_Your objective_:
Leave out the pictures and restate the rest of the data exactly.

_Input records_:

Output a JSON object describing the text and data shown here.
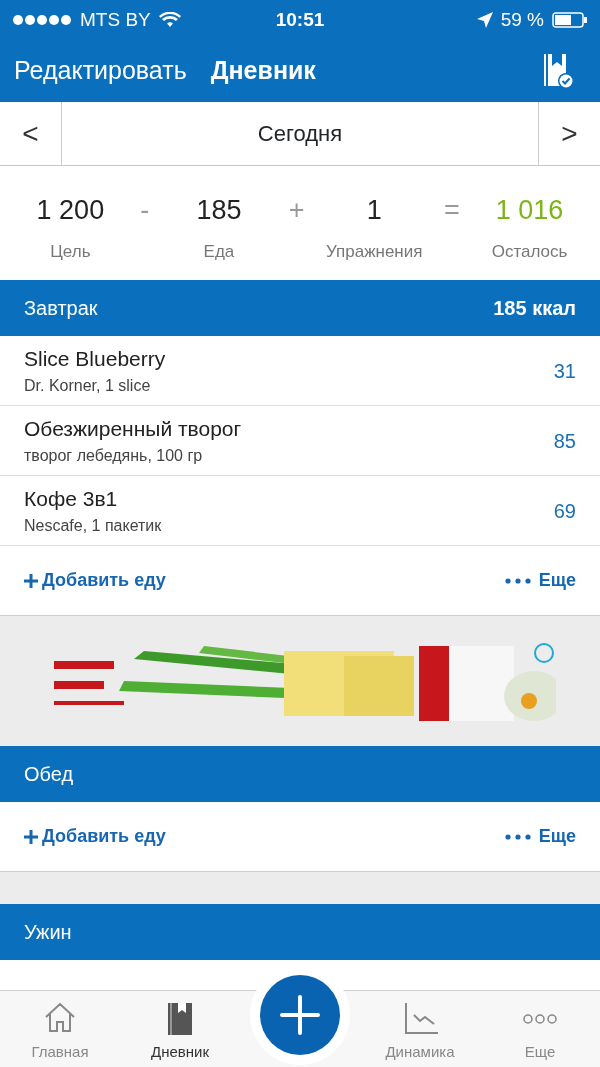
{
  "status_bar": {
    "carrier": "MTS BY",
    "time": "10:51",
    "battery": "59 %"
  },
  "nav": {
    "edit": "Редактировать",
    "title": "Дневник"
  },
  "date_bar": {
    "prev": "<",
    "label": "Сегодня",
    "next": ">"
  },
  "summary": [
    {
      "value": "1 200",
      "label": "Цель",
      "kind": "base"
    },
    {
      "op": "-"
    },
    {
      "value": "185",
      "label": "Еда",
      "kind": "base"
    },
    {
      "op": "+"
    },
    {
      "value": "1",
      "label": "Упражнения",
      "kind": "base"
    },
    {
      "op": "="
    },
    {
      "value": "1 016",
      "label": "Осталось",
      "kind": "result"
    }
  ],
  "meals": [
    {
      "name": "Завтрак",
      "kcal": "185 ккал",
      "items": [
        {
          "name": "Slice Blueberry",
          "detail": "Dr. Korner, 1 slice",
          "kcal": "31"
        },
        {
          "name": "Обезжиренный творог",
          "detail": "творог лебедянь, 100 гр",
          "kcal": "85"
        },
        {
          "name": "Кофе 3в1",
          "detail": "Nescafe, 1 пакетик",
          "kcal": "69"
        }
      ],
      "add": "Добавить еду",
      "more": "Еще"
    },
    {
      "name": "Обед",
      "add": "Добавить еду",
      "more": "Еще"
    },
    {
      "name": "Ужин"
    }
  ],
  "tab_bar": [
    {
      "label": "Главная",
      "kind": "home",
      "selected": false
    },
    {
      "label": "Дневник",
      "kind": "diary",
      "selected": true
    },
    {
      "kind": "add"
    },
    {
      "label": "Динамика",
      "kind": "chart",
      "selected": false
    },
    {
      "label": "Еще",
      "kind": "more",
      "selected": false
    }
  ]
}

_Complete answer_:
Output a JSON object describing the text and data shown here.
{
  "status_bar": {
    "carrier": "MTS BY",
    "time": "10:51",
    "battery": "59 %"
  },
  "nav": {
    "edit": "Редактировать",
    "title": "Дневник"
  },
  "date_bar": {
    "prev": "<",
    "label": "Сегодня",
    "next": ">"
  },
  "summary": [
    {
      "value": "1 200",
      "label": "Цель",
      "kind": "base"
    },
    {
      "op": "-"
    },
    {
      "value": "185",
      "label": "Еда",
      "kind": "base"
    },
    {
      "op": "+"
    },
    {
      "value": "1",
      "label": "Упражнения",
      "kind": "base"
    },
    {
      "op": "="
    },
    {
      "value": "1 016",
      "label": "Осталось",
      "kind": "result"
    }
  ],
  "meals": [
    {
      "name": "Завтрак",
      "kcal": "185 ккал",
      "items": [
        {
          "name": "Slice Blueberry",
          "detail": "Dr. Korner, 1 slice",
          "kcal": "31"
        },
        {
          "name": "Обезжиренный творог",
          "detail": "творог лебедянь, 100 гр",
          "kcal": "85"
        },
        {
          "name": "Кофе 3в1",
          "detail": "Nescafe, 1 пакетик",
          "kcal": "69"
        }
      ],
      "add": "Добавить еду",
      "more": "Еще"
    },
    {
      "name": "Обед",
      "add": "Добавить еду",
      "more": "Еще"
    },
    {
      "name": "Ужин"
    }
  ],
  "tab_bar": [
    {
      "label": "Главная",
      "kind": "home",
      "selected": false
    },
    {
      "label": "Дневник",
      "kind": "diary",
      "selected": true
    },
    {
      "kind": "add"
    },
    {
      "label": "Динамика",
      "kind": "chart",
      "selected": false
    },
    {
      "label": "Еще",
      "kind": "more",
      "selected": false
    }
  ]
}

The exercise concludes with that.